[Material supplied]:
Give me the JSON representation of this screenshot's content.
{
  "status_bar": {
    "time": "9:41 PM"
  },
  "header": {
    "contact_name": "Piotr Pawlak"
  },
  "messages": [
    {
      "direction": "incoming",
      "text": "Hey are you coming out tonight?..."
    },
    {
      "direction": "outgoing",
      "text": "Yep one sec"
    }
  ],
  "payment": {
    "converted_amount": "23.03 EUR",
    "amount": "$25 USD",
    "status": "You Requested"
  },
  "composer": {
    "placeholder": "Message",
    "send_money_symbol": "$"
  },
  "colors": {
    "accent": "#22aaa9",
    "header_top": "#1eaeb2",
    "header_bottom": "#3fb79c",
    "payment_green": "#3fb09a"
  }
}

[Aim]:
All of the material above needs to be copied exactly.

[Task result]:
Give me the JSON representation of this screenshot's content.
{
  "status_bar": {
    "time": "9:41 PM"
  },
  "header": {
    "contact_name": "Piotr Pawlak"
  },
  "messages": [
    {
      "direction": "incoming",
      "text": "Hey are you coming out tonight?..."
    },
    {
      "direction": "outgoing",
      "text": "Yep one sec"
    }
  ],
  "payment": {
    "converted_amount": "23.03 EUR",
    "amount": "$25 USD",
    "status": "You Requested"
  },
  "composer": {
    "placeholder": "Message",
    "send_money_symbol": "$"
  },
  "colors": {
    "accent": "#22aaa9",
    "header_top": "#1eaeb2",
    "header_bottom": "#3fb79c",
    "payment_green": "#3fb09a"
  }
}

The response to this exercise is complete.